++++ Alıntı ++++

BOĞULAN İNSANIN KURTARILMASI
       Altruistlerin en sevdikleri örneğe bakalım:boğulan bir insanın kurtarılması. Eğer boğulan insan bir yabancı ise, kendi hayatını tehlikeye atmamak kaydı ile yardım etmek uygundur. Eğer tehlike büyükse bu işe girişmek ahlaka aykırı olacaktır. Sadece öz saygısı eksik biri kendi hayatına, bir yabancının hayatından daha az değer verir. (Ve bunun karşılığında da kendisi boğulurken aynı şeyi karşısından beklememeli, çünkü yabancının gözünde kendi hayatının değeri onunkinden daha fazla değildir.)
       Eğer kurtarılacak insan bir yabancı değilse, o zaman kurtarmak için alınacak riske girme isteği, o kişiye verilen değerle doğru orantılıdır. Eğer bu kişinin aşık olduğu biri ise, kendi hayatından bile vazgeçebilir - gerekçesi de onsuz hayatın çekilmez olacağına dair bencil bir düşünce.
       Buna karşılık, yüzmeyi bilen ve karısını kurtarabilecek durumda olan ancak paniğe kapıldığı için kurtaramayıp, bundan sonraki hayatını mutsuzlukla geçiren adamı da kimse bencil olarak suçlamaz. Sadece ahlaki olarak kendi değerlerine ihanet etmiştir. Yani mutluluğu için çok önemli bir yere sahip bir değer için gerekli savaşı verememiştir. Hayatın amacı kişinin mutluluğu olduğu için, kendi hatası yüzünden bunu başaramamış insan, bunun için savaşmadığı için ahlaken suçludur.
       
YARDIM ERDEMİ BÜTÜNLÜKTÜR
       Sevdiklerine yardım etme erdemi “bencil olmama” veya “fedakarlık gösterme” değil, bütünlüktür. Bütünlük, kişinin değerlerine olan saygısıdır.
       Kişinin değerleri ile tutarlı hareketi, ifadesi, desteklenmesi ve pratik gerçeğe çevrilmesidir.Kişi yanındakini sevdiğini söyler ancak eylemleri ile kayıtsız, düşman, veya zarar verici ise bütünlüğündeki bu eksiklik onu ahlaksız yapar.
       Aynı prensip arkadaşlar arasındaki ilişkiler için de geçerlidir.Eğer bir arkadaşın başı dertteyse, fedakarlık dışında kalan araçlarla ona yardım etmek uygundur.Örneğin, aç bir arkadaşınıza, yiyecek alacak para vermek bir fedakarlık değil bir doğruluk eylemidir.Ancak o para ile tutup bir bahçe makası alınıyorsa o zaman o kişinin arkadaşı olduğunu iddia etmenin bir anlamı yoktur.

++++ Veri Satırları ++++

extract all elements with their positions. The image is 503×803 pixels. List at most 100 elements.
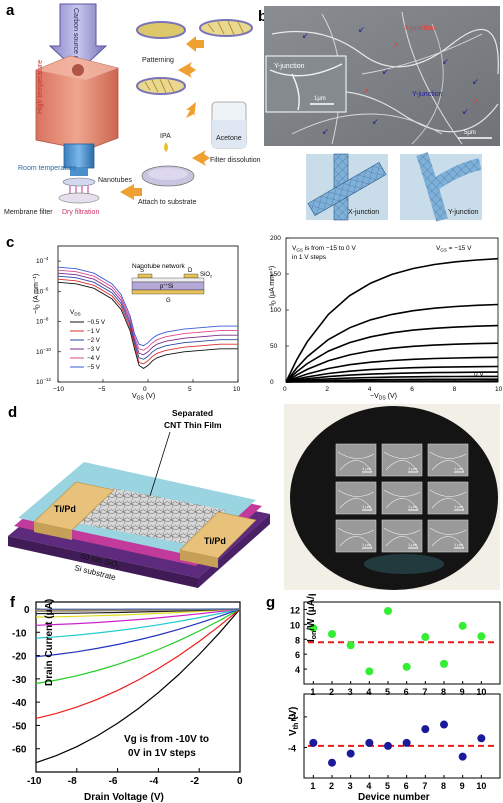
- inset-g: G: [166, 298, 171, 304]
- f-xlabel: Drain Voltage (V): [84, 792, 164, 803]
- sem-tile: [335, 443, 377, 477]
- g-bottom-marks-xtick-label: 9: [460, 781, 465, 791]
- g-bottom-marks-point: [421, 725, 430, 734]
- f-series-line: [35, 608, 241, 618]
- film-label-2: CNT Thin Film: [164, 420, 222, 430]
- nanotubes-label: Nanotubes: [98, 177, 132, 184]
- g-top-marks-point: [309, 624, 318, 633]
- c-right-xlabel: −VDS (V): [370, 393, 397, 402]
- c-right-ytick-label: 50: [270, 343, 278, 350]
- c-right-series-line: [285, 257, 499, 383]
- room-temp-label: Room temperature: [18, 165, 76, 172]
- g-top-ylabel: Ion/W (μA/μm): [306, 594, 318, 642]
- tipd-left-label: Ti/Pd: [54, 504, 76, 514]
- c-left-xlabel: VGS (V): [132, 393, 155, 402]
- g-bottom-marks-point: [384, 741, 392, 750]
- c-right-xtick-label: 8: [453, 386, 457, 393]
- g-top-marks-point: [365, 667, 374, 676]
- f-ytick-label: -30: [12, 675, 27, 686]
- patterning-label: Patterning: [142, 57, 174, 64]
- f-lines: [35, 608, 241, 764]
- sem-tile-scale-label: 1 μm: [454, 542, 464, 547]
- dry-filtration-label: Dry filtration: [62, 209, 99, 216]
- f-ticks: -10 -8 -6 -4 -2 00-10-20-30-40-50-60: [12, 605, 243, 787]
- c-right-series-line: [285, 375, 498, 383]
- g-top-marks-xtick-label: 9: [460, 687, 465, 697]
- tipd-pad-right: [179, 511, 257, 559]
- g-bottom-marks-point: [346, 749, 355, 758]
- c-left-ylabel: −ID (A mm⁻¹): [33, 274, 42, 314]
- sem-tile-scale-label: 1 μm: [362, 504, 372, 509]
- g-top-marks-point: [328, 630, 336, 639]
- c-left-series-line: [57, 269, 238, 351]
- g-bottom-marks: -2 -4 1 2 3 4 5 6 7 8 9 10: [288, 713, 496, 791]
- g-top-marks-xtick-label: 4: [366, 687, 371, 697]
- sem-tile: [427, 443, 469, 477]
- g-top-marks-ytick-label: 10: [290, 620, 300, 630]
- f-ytick-label: -60: [12, 745, 27, 756]
- f-ytick-label: -10: [12, 628, 27, 639]
- svg-text:↙: ↙: [372, 117, 379, 126]
- g-top-marks-point: [384, 606, 392, 615]
- c-left-ytick-label: 10−6: [36, 286, 49, 295]
- c-right-annotation-2: in 1 V steps: [292, 254, 327, 261]
- g-bottom-marks-point: [477, 734, 486, 743]
- f-xtick-label: -4: [149, 776, 158, 787]
- c-right-ytick-label: 200: [270, 235, 281, 242]
- g-top-marks-xtick-label: 10: [476, 687, 486, 697]
- f-ylabel: Drain Current (μA): [44, 599, 55, 686]
- g-top-marks-xtick-label: 1: [310, 687, 315, 697]
- g-bottom-marks-xtick-label: 10: [476, 781, 486, 791]
- panel-f-chart: -10 -8 -6 -4 -2 00-10-20-30-40-50-60 Vg is fr…: [12, 599, 243, 803]
- c-right-series-line: [285, 342, 499, 383]
- membrane-filter-label: Membrane filter: [4, 209, 53, 216]
- y-junction-inset-label: Y-junction: [274, 63, 305, 70]
- g-bottom-marks-point: [440, 720, 448, 729]
- inset-s: S: [140, 268, 144, 274]
- gas-inlet-arrow-icon: [48, 3, 108, 73]
- panel-e-wafer: 1 μm 1 μm 1 μm 1 μm 1 μm 1 μm 1 μm 1 μm 1 μm: [284, 404, 500, 590]
- g-top-marks-point: [477, 632, 486, 641]
- f-ytick-label: -20: [12, 652, 27, 663]
- arrow-to-attach-icon: [120, 184, 142, 200]
- g-bottom-marks-xtick-label: 5: [385, 781, 390, 791]
- membrane-disk: [58, 192, 100, 204]
- g-top-marks-ytick-label: 4: [295, 665, 300, 675]
- c-left-series-line: [57, 266, 238, 347]
- c-left-legend: VDS −0.5 V −1 V −2 V −3 V −4 V −5 V: [70, 309, 106, 371]
- filter-dissolution-label: Filter dissolution: [210, 157, 261, 164]
- g-bottom-frame: [303, 693, 501, 779]
- c-right-ytick-label: 100: [270, 307, 281, 314]
- c-right-xtick-label: 4: [368, 386, 372, 393]
- f-xtick-label: 0: [237, 776, 243, 787]
- panel-letter-g: g: [266, 594, 276, 611]
- c-right-series-line: [285, 356, 499, 383]
- c-left-xtick-label: −10: [53, 386, 64, 393]
- c-left-legend-label: −5 V: [87, 364, 101, 371]
- panel-letter-d: d: [8, 404, 18, 421]
- svg-text:↙: ↙: [442, 57, 449, 66]
- f-series-line: [35, 608, 241, 685]
- sem-tile-fibers: [337, 489, 375, 511]
- acetone-label: Acetone: [216, 135, 242, 142]
- svg-text:↙: ↙: [322, 127, 329, 136]
- svg-text:↙: ↙: [302, 31, 309, 40]
- c-left-device-inset: Nanotube network S D SiO2 p++Si G: [126, 263, 213, 304]
- sem-tile-fibers: [337, 451, 375, 473]
- c-right-ytick-label: 150: [270, 271, 281, 278]
- arrow-to-patterning-icon: [178, 62, 196, 78]
- arrow-to-dissolution-icon: [192, 150, 210, 166]
- c-left-series-line: [57, 281, 238, 369]
- attach-label: Attach to substrate: [138, 199, 196, 206]
- c-left-xtick-label: −5: [98, 386, 106, 393]
- panel-letter-f: f: [10, 594, 15, 611]
- c-right-xtick-label: 10: [495, 386, 503, 393]
- c-left-legend-label: −2 V: [87, 337, 101, 344]
- sem-tile-fibers: [337, 527, 375, 549]
- svg-text:↙: ↙: [472, 77, 479, 86]
- g-top-marks-xtick-label: 8: [441, 687, 446, 697]
- inset-d: D: [188, 268, 193, 274]
- sem-tile-scale-label: 1 μm: [454, 504, 464, 509]
- scale-main: 5μm: [464, 130, 476, 136]
- c-right-top-curve-label: VGS = −15 V: [436, 245, 472, 253]
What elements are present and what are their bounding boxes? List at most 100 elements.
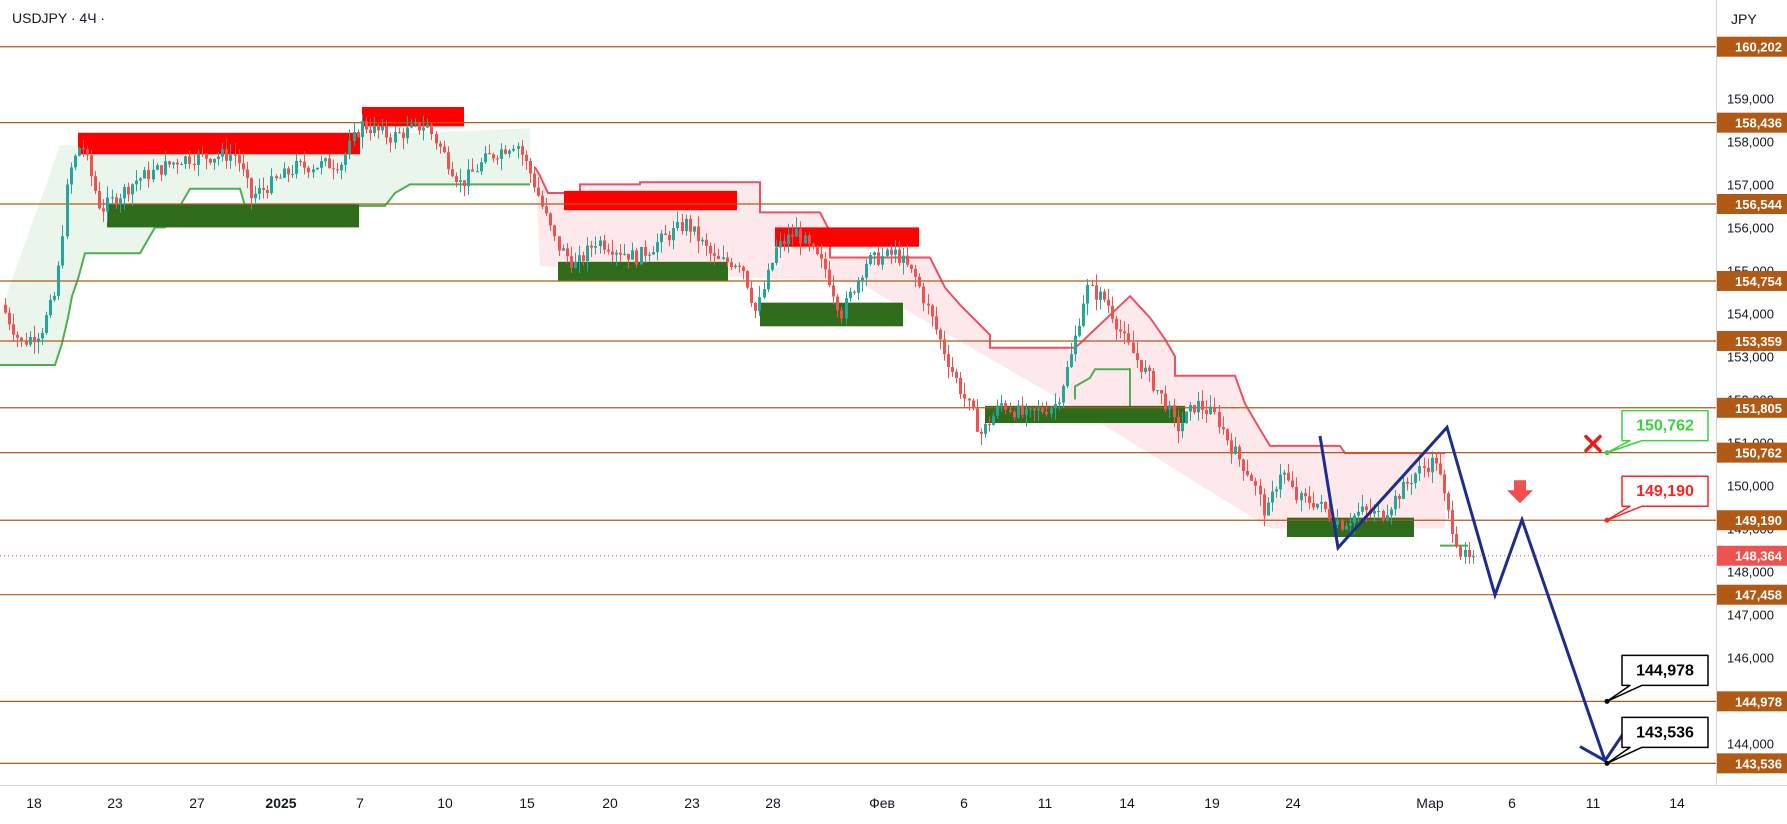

++++

▶ [Yapılacak İş] Alıntıda, yanındakini sevdiğini söyleyen kişinin eylemleri için sayılan ve onu ahlaksız yapan bütün nitelikleri sırala. Satırlar, alıntıdan bağımsız, ayrı bir malzemedir.

▶ [Sorunun Yanıtı]
- kayıtsız
- düşman
- zarar verici